### Short task:
Return each line holding the string "reactie".

━━ Data for this task

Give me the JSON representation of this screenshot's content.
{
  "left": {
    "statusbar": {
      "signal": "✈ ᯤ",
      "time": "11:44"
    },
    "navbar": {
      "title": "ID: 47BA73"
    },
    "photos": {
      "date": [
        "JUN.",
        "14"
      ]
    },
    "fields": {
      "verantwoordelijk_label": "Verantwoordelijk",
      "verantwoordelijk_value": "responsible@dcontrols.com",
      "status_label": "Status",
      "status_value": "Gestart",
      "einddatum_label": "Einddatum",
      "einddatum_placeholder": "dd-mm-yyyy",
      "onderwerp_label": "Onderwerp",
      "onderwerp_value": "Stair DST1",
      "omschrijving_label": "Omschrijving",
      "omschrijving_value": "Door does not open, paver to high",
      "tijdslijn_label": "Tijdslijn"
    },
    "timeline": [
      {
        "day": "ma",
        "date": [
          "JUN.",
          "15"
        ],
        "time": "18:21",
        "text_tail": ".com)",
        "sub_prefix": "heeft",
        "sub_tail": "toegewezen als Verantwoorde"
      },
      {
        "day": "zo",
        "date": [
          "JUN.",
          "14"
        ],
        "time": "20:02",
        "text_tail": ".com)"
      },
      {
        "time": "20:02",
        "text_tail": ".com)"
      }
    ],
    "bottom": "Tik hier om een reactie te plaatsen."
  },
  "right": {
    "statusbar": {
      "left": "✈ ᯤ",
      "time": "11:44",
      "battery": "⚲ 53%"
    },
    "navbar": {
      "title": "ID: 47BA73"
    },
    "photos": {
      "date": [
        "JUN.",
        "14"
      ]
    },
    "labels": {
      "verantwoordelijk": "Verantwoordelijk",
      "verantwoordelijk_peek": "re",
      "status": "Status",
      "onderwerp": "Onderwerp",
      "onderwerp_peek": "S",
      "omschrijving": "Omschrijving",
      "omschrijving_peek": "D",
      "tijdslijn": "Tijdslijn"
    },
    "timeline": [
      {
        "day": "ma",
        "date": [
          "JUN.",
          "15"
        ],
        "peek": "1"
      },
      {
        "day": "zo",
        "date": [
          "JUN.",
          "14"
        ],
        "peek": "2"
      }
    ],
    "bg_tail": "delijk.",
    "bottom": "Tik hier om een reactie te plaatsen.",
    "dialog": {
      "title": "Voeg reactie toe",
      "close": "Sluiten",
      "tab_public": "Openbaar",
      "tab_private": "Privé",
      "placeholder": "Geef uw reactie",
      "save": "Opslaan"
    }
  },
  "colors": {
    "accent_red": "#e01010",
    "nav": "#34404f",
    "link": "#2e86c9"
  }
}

━━━━
━━ Data for this task

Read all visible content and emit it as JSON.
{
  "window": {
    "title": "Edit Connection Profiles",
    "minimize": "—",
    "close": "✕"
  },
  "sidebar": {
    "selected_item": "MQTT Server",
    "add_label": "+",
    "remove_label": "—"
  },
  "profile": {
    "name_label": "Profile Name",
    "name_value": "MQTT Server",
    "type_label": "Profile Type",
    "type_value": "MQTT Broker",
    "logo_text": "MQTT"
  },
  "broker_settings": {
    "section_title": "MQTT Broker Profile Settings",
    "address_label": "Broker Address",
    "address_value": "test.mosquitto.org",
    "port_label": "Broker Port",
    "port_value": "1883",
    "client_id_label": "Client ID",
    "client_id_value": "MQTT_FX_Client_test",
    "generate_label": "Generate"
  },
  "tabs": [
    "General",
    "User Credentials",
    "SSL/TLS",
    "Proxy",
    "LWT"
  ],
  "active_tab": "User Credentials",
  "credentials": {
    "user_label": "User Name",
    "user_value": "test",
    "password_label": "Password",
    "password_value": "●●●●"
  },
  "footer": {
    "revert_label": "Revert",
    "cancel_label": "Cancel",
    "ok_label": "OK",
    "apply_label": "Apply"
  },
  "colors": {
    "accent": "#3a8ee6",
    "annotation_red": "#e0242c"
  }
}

━━━━

### Response:
    "bottom": "Tik hier om een reactie te plaatsen."
    "bottom": "Tik hier om een reactie te plaatsen.",
      "title": "Voeg reactie toe",
      "placeholder": "Geef uw reactie",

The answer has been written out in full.